**Short problem**
Lines holding the string "beauty" are the ones to copy; find them all in the data.

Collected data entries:
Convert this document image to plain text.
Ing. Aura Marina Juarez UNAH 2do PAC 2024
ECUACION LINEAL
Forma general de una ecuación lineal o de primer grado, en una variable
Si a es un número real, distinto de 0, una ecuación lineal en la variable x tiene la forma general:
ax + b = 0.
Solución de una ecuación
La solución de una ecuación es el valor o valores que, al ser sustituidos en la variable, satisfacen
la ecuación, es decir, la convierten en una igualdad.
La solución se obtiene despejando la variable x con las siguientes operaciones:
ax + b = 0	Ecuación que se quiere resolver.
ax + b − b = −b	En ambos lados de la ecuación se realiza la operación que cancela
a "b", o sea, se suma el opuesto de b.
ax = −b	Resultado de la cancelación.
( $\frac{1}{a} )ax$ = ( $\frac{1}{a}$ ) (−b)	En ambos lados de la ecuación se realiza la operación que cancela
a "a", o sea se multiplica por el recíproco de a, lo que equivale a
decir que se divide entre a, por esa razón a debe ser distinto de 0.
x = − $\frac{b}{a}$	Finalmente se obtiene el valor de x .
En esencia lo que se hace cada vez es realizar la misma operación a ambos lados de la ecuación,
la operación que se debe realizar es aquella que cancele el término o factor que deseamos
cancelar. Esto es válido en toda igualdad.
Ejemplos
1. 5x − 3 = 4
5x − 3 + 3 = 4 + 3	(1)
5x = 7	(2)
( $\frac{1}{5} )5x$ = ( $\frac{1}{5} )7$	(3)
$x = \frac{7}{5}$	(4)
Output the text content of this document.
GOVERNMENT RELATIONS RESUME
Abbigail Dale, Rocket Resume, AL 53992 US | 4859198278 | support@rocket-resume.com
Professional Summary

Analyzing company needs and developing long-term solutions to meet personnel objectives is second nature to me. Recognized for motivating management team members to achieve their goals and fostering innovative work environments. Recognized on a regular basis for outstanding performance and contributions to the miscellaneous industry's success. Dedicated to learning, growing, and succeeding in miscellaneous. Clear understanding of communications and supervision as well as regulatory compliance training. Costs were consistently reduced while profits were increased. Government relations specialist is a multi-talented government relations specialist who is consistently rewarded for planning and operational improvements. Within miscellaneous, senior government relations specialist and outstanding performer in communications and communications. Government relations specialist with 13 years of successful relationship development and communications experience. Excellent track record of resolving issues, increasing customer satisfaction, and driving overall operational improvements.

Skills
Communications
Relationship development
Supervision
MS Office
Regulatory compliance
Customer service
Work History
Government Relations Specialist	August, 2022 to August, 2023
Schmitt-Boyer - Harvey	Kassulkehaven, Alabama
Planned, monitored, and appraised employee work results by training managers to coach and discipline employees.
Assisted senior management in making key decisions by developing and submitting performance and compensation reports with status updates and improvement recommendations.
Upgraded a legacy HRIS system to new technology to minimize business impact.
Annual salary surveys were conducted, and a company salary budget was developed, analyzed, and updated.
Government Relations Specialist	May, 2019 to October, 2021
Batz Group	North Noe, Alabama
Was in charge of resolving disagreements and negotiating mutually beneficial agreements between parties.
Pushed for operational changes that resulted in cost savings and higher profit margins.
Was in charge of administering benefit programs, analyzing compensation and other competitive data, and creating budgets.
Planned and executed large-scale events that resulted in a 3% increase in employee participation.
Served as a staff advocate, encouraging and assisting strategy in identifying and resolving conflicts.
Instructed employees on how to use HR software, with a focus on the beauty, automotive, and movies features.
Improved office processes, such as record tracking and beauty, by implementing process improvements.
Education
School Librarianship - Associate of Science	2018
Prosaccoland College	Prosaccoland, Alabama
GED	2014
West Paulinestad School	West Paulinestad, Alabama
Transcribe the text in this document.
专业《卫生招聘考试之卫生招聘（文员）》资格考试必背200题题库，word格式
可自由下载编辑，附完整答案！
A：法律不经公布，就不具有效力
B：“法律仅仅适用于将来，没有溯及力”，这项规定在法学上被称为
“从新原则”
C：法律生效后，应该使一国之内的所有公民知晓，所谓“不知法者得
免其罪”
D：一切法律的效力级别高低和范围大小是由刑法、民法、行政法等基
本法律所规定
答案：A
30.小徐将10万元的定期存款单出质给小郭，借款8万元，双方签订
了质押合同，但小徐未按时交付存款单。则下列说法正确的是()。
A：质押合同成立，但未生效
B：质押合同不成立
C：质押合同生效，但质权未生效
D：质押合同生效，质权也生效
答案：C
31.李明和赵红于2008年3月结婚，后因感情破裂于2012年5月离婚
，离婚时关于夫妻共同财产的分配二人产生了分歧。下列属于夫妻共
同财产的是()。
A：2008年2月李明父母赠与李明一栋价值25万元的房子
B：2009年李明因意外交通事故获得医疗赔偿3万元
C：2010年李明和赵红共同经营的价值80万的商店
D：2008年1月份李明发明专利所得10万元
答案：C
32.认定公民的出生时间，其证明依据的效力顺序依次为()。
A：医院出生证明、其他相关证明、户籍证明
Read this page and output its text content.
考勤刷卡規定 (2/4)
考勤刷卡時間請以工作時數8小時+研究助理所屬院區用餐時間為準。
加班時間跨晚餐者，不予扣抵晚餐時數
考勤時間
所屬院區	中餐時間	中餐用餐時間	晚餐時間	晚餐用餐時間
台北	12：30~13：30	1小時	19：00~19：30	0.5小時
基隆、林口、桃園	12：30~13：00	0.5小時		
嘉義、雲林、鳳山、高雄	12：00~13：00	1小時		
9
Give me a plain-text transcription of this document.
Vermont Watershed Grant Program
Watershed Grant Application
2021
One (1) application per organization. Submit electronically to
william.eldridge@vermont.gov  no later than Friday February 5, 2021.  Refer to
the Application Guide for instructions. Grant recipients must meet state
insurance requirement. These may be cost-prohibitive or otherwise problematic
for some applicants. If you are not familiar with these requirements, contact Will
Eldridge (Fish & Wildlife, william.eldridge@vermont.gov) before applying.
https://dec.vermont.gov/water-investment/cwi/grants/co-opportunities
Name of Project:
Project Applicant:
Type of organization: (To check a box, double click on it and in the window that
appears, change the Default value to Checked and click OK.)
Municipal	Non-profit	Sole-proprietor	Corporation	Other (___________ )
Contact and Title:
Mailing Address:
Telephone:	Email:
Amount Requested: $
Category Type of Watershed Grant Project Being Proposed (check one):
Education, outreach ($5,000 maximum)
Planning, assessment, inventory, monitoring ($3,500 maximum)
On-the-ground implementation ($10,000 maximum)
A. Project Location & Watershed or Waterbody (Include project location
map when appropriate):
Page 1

**Final result**
Instructed employees on how to use HR software, with a focus on the beauty, automotive, and movies features.
Improved office processes, such as record tracking and beauty, by implementing process improvements.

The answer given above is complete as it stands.